__Given problem__
Isolate every line in the data with the string "icon" and copy it.

__Data__
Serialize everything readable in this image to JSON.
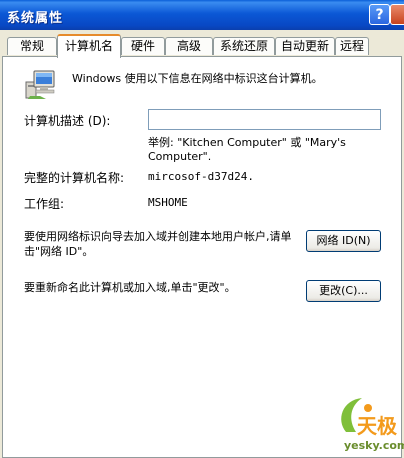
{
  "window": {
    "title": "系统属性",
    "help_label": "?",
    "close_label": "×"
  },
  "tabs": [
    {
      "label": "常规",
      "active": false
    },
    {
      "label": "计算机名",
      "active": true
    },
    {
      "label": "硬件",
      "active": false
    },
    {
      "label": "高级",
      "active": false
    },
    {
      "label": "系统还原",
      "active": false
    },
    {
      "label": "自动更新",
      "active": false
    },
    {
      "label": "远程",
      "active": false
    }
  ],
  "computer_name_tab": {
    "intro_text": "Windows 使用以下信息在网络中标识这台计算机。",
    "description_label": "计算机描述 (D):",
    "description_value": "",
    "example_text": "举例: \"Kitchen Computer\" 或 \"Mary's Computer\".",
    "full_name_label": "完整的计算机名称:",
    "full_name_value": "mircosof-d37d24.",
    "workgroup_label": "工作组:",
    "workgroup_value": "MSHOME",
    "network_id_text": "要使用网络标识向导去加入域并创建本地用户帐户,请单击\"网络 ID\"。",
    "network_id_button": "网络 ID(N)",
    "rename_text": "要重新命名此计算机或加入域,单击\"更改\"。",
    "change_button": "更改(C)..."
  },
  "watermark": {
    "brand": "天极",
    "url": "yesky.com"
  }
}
* * *
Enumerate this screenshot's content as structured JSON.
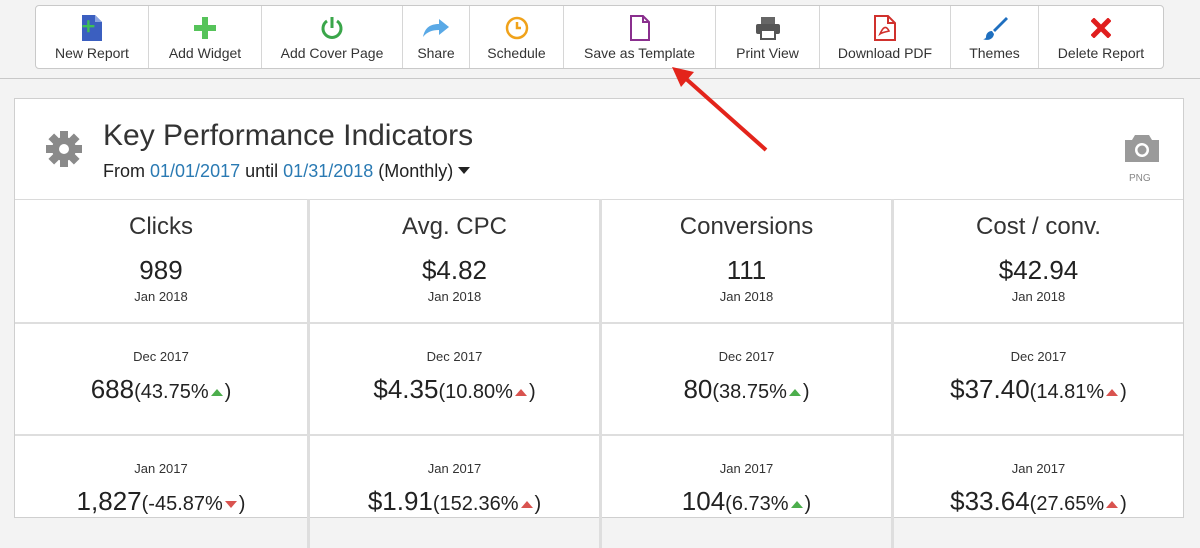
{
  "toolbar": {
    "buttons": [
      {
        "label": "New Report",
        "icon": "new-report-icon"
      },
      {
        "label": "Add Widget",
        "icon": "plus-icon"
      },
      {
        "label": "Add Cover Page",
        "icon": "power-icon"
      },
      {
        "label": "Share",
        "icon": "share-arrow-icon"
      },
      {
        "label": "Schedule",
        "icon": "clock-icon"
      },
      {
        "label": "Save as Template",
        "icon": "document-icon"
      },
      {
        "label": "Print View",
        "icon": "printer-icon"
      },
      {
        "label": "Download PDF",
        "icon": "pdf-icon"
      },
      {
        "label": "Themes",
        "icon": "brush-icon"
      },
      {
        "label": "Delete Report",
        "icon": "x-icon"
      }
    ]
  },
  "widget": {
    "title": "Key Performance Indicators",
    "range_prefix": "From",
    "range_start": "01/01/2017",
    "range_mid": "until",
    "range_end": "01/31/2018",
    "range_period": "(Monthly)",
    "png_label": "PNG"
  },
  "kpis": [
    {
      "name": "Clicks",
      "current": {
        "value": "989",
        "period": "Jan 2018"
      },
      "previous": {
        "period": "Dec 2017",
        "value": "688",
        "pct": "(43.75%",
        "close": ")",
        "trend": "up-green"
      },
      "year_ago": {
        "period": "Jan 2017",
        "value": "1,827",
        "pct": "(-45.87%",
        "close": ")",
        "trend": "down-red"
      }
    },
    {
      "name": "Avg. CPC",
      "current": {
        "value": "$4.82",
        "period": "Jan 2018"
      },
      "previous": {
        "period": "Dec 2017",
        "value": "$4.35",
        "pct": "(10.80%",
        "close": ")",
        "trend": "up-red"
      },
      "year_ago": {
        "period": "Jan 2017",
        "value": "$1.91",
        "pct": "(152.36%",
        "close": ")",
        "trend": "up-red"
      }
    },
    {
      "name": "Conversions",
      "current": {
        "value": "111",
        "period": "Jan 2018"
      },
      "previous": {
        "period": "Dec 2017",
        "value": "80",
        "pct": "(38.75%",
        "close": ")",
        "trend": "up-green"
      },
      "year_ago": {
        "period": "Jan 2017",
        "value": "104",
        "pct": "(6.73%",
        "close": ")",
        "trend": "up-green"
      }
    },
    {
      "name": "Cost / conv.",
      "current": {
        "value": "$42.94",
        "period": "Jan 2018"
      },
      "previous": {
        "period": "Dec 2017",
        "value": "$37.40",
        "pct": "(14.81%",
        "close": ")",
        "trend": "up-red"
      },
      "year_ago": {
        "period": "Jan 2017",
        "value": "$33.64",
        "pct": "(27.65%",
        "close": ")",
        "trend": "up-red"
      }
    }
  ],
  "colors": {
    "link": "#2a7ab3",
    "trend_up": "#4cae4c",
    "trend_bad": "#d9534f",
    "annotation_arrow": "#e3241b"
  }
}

__Finished task__
        "icon": "new-report-icon"
        "icon": "plus-icon"
        "icon": "power-icon"
        "icon": "share-arrow-icon"
        "icon": "clock-icon"
        "icon": "document-icon"
        "icon": "printer-icon"
        "icon": "pdf-icon"
        "icon": "brush-icon"
        "icon": "x-icon"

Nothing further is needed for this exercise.